Testo estratto:

▼▼▼

É quindi senz'altro risarcibile il danno biologico subito dalla parte attrice, in seguito al sinistro in oggetto connesso all'invalidità permanente, inteso, secondo la nozione ormai generalmente condivisa in giurisprudenza, come menomazione dell'integrità della persona in sé e per sé considerata, in quanto incidente sul valore uomo in tutta la sua concreta dimensione, che non si esaurisca nella sola attitudine a produrre ricchezza, ma si collega alla somma delle funzioni naturali afferenti al soggetto nell'ambiente in cui la vita si esplica ed aventi rilevanza non solo economica, ma anche biologica, sociale, culturale ed estetica.

▲▲▲

Obiettivo del compito:
Trascrivi senza modifiche il passo sul danno biologico compreso tra "É quindi senz'altro" e "culturale ed estetica.", estremi inclusi. Le righe provengono da una fonte diversa.

Righe estratte:
▼▼▼

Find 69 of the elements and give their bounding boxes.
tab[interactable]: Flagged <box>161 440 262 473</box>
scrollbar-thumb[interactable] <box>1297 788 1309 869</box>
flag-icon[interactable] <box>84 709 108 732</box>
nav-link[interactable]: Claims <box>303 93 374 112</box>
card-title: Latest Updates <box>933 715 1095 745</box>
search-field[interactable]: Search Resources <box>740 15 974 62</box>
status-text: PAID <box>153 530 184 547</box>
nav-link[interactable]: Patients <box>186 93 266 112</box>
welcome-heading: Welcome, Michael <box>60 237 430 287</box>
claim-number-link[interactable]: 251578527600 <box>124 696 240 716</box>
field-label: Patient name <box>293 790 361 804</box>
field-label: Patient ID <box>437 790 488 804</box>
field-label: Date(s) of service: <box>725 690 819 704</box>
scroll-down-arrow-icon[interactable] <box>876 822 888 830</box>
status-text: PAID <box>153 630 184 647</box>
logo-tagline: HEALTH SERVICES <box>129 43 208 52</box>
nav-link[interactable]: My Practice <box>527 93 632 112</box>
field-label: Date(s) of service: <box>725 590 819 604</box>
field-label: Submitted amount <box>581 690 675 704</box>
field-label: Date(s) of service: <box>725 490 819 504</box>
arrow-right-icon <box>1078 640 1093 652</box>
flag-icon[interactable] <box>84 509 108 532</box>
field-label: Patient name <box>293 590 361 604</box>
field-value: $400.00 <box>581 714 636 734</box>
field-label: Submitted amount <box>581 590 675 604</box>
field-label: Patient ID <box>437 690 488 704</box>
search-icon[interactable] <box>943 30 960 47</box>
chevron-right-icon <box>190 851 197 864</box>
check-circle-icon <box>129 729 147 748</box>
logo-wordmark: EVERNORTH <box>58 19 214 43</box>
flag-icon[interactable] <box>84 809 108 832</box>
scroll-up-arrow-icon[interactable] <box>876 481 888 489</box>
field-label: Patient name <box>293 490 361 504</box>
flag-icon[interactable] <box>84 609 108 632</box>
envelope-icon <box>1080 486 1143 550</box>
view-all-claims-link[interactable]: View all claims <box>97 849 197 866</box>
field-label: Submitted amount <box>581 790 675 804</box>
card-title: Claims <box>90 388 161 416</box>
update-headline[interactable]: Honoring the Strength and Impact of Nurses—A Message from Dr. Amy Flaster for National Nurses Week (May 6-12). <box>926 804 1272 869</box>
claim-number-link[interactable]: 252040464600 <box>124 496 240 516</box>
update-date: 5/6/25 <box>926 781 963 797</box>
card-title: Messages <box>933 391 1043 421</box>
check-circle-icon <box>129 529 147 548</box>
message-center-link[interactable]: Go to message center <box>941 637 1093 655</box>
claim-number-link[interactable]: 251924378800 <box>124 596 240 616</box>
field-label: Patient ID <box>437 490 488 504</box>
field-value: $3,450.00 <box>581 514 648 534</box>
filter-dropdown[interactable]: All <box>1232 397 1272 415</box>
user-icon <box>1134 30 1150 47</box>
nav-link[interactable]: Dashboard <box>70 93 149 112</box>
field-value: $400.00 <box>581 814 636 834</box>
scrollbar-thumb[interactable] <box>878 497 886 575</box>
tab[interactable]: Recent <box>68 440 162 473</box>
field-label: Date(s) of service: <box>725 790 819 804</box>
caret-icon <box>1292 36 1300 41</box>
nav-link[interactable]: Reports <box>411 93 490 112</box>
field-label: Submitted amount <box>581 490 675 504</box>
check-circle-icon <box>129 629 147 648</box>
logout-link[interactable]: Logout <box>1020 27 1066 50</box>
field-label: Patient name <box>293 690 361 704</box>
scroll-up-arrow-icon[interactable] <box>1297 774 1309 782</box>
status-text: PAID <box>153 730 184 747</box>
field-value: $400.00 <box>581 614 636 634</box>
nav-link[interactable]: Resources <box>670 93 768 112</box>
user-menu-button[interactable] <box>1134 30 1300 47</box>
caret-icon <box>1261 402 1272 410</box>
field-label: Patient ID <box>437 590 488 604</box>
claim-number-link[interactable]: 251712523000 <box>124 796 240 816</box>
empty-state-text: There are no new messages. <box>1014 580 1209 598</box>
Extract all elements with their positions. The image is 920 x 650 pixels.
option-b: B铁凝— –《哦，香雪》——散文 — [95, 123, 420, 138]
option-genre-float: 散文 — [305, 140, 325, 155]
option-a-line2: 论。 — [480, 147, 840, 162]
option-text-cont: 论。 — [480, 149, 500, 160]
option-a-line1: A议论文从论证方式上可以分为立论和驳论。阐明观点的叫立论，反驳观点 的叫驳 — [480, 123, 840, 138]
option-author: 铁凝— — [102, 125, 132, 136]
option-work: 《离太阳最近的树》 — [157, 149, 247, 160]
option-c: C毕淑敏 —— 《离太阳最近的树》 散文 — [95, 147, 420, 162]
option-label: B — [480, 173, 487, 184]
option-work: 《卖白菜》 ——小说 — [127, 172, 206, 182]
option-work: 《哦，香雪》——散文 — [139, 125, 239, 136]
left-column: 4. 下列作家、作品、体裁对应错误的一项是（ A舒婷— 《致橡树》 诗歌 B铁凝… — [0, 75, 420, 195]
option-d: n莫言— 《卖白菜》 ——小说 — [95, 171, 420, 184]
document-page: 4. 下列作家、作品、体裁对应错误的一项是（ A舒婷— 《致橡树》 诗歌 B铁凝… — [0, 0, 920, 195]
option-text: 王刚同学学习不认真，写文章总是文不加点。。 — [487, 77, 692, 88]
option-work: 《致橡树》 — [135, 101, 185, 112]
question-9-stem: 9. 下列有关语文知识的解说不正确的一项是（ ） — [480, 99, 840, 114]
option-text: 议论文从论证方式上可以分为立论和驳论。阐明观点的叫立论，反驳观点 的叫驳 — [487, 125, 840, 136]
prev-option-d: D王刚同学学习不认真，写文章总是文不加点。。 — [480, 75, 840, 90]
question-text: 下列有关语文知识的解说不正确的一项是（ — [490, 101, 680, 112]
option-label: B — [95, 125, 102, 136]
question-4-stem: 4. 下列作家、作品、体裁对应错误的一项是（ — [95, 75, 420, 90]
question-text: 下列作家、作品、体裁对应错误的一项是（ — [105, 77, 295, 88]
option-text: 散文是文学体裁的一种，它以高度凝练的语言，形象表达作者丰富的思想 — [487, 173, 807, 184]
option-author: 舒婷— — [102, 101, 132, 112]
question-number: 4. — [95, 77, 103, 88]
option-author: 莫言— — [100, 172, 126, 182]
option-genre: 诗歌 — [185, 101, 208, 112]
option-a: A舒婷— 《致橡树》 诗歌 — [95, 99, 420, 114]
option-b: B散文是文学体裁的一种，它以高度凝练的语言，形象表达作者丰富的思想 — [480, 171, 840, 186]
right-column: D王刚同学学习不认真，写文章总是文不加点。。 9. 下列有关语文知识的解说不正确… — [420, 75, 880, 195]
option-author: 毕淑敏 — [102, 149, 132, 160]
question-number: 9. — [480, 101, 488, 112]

▲▲▲

Risposta scritta:
É quindi senz'altro risarcibile il danno biologico subito dalla parte attrice, in seguito al sinistro in oggetto connesso all'invalidità permanente, inteso, secondo la nozione ormai generalmente condivisa in giurisprudenza, come menomazione dell'integrità della persona in sé e per sé considerata, in quanto incidente sul valore uomo in tutta la sua concreta dimensione, che non si esaurisca nella sola attitudine a produrre ricchezza, ma si collega alla somma delle funzioni naturali afferenti al soggetto nell'ambiente in cui la vita si esplica ed aventi rilevanza non solo economica, ma anche biologica, sociale, culturale ed estetica.